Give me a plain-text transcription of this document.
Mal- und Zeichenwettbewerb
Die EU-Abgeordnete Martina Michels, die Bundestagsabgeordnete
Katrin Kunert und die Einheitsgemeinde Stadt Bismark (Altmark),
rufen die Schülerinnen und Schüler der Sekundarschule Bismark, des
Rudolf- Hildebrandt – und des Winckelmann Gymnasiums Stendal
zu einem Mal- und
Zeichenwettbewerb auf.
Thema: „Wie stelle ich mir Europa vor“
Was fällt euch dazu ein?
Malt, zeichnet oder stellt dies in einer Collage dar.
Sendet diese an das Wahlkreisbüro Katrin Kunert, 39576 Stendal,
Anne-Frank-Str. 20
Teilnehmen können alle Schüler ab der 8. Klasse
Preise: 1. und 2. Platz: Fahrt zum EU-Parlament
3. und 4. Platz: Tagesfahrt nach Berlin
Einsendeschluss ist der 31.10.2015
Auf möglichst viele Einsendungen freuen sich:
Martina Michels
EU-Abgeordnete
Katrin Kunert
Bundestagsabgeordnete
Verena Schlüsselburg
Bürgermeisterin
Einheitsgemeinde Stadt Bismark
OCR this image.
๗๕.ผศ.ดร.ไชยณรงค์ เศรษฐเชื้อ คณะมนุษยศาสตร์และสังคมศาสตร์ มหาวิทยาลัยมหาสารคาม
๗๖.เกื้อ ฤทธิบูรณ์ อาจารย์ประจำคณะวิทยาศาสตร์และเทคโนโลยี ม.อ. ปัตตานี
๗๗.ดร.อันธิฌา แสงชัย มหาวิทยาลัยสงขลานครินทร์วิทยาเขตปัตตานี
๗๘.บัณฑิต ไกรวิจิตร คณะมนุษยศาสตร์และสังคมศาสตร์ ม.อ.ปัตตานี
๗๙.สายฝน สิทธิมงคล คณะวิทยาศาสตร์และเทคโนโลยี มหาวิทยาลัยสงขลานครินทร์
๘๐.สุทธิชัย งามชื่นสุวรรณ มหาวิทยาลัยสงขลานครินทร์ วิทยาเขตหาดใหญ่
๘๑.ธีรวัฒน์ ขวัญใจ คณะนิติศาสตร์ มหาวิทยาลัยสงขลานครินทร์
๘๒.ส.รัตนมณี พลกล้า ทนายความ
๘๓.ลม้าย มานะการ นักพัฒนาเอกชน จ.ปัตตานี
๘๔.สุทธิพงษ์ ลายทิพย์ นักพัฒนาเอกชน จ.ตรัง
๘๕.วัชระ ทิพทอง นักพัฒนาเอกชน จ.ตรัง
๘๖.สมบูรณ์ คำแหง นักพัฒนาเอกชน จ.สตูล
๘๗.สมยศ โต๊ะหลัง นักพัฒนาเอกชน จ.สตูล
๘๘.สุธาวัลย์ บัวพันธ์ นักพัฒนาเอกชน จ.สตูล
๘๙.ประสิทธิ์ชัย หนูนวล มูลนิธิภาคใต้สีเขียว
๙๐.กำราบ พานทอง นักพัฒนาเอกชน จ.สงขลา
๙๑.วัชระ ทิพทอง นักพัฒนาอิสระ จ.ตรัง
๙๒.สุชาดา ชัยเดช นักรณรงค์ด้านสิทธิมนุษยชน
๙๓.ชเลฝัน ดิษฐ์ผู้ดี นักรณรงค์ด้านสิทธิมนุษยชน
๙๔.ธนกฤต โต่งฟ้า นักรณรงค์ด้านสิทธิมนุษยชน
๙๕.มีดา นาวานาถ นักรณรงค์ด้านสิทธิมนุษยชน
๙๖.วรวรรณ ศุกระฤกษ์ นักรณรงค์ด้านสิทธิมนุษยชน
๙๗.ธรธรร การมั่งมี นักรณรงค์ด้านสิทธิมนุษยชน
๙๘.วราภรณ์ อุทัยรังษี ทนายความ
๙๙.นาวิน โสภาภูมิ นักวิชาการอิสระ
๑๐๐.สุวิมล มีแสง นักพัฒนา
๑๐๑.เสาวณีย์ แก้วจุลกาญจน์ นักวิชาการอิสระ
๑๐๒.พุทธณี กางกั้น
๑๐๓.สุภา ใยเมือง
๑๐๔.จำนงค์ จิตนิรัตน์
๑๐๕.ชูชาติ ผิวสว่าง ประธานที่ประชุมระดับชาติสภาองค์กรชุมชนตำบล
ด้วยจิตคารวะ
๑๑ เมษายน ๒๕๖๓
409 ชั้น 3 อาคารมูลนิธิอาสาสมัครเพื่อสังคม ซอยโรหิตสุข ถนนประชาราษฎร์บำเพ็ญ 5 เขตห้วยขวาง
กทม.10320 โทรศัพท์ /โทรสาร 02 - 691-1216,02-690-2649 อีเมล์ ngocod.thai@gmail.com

Prompt: Set down all of the entries exactly, please.

Answer to the problem:
Give me a plain-text transcription of this document.
Mal- und Zeichenwettbewerb
Die EU-Abgeordnete Martina Michels, die Bundestagsabgeordnete
Katrin Kunert und die Einheitsgemeinde Stadt Bismark (Altmark),
rufen die Schülerinnen und Schüler der Sekundarschule Bismark, des
Rudolf- Hildebrandt – und des Winckelmann Gymnasiums Stendal
zu einem Mal- und
Zeichenwettbewerb auf.
Thema: „Wie stelle ich mir Europa vor“
Was fällt euch dazu ein?
Malt, zeichnet oder stellt dies in einer Collage dar.
Sendet diese an das Wahlkreisbüro Katrin Kunert, 39576 Stendal,
Anne-Frank-Str. 20
Teilnehmen können alle Schüler ab der 8. Klasse
Preise: 1. und 2. Platz: Fahrt zum EU-Parlament
3. und 4. Platz: Tagesfahrt nach Berlin
Einsendeschluss ist der 31.10.2015
Auf möglichst viele Einsendungen freuen sich:
Martina Michels
EU-Abgeordnete
Katrin Kunert
Bundestagsabgeordnete
Verena Schlüsselburg
Bürgermeisterin
Einheitsgemeinde Stadt Bismark
OCR this image.
๗๕.ผศ.ดร.ไชยณรงค์ เศรษฐเชื้อ คณะมนุษยศาสตร์และสังคมศาสตร์ มหาวิทยาลัยมหาสารคาม
๗๖.เกื้อ ฤทธิบูรณ์ อาจารย์ประจำคณะวิทยาศาสตร์และเทคโนโลยี ม.อ. ปัตตานี
๗๗.ดร.อันธิฌา แสงชัย มหาวิทยาลัยสงขลานครินทร์วิทยาเขตปัตตานี
๗๘.บัณฑิต ไกรวิจิตร คณะมนุษยศาสตร์และสังคมศาสตร์ ม.อ.ปัตตานี
๗๙.สายฝน สิทธิมงคล คณะวิทยาศาสตร์และเทคโนโลยี มหาวิทยาลัยสงขลานครินทร์
๘๐.สุทธิชัย งามชื่นสุวรรณ มหาวิทยาลัยสงขลานครินทร์ วิทยาเขตหาดใหญ่
๘๑.ธีรวัฒน์ ขวัญใจ คณะนิติศาสตร์ มหาวิทยาลัยสงขลานครินทร์
๘๒.ส.รัตนมณี พลกล้า ทนายความ
๘๓.ลม้าย มานะการ นักพัฒนาเอกชน จ.ปัตตานี
๘๔.สุทธิพงษ์ ลายทิพย์ นักพัฒนาเอกชน จ.ตรัง
๘๕.วัชระ ทิพทอง นักพัฒนาเอกชน จ.ตรัง
๘๖.สมบูรณ์ คำแหง นักพัฒนาเอกชน จ.สตูล
๘๗.สมยศ โต๊ะหลัง นักพัฒนาเอกชน จ.สตูล
๘๘.สุธาวัลย์ บัวพันธ์ นักพัฒนาเอกชน จ.สตูล
๘๙.ประสิทธิ์ชัย หนูนวล มูลนิธิภาคใต้สีเขียว
๙๐.กำราบ พานทอง นักพัฒนาเอกชน จ.สงขลา
๙๑.วัชระ ทิพทอง นักพัฒนาอิสระ จ.ตรัง
๙๒.สุชาดา ชัยเดช นักรณรงค์ด้านสิทธิมนุษยชน
๙๓.ชเลฝัน ดิษฐ์ผู้ดี นักรณรงค์ด้านสิทธิมนุษยชน
๙๔.ธนกฤต โต่งฟ้า นักรณรงค์ด้านสิทธิมนุษยชน
๙๕.มีดา นาวานาถ นักรณรงค์ด้านสิทธิมนุษยชน
๙๖.วรวรรณ ศุกระฤกษ์ นักรณรงค์ด้านสิทธิมนุษยชน
๙๗.ธรธรร การมั่งมี นักรณรงค์ด้านสิทธิมนุษยชน
๙๘.วราภรณ์ อุทัยรังษี ทนายความ
๙๙.นาวิน โสภาภูมิ นักวิชาการอิสระ
๑๐๐.สุวิมล มีแสง นักพัฒนา
๑๐๑.เสาวณีย์ แก้วจุลกาญจน์ นักวิชาการอิสระ
๑๐๒.พุทธณี กางกั้น
๑๐๓.สุภา ใยเมือง
๑๐๔.จำนงค์ จิตนิรัตน์
๑๐๕.ชูชาติ ผิวสว่าง ประธานที่ประชุมระดับชาติสภาองค์กรชุมชนตำบล
ด้วยจิตคารวะ
๑๑ เมษายน ๒๕๖๓
409 ชั้น 3 อาคารมูลนิธิอาสาสมัครเพื่อสังคม ซอยโรหิตสุข ถนนประชาราษฎร์บำเพ็ญ 5 เขตห้วยขวาง
กทม.10320 โทรศัพท์ /โทรสาร 02 - 691-1216,02-690-2649 อีเมล์ ngocod.thai@gmail.com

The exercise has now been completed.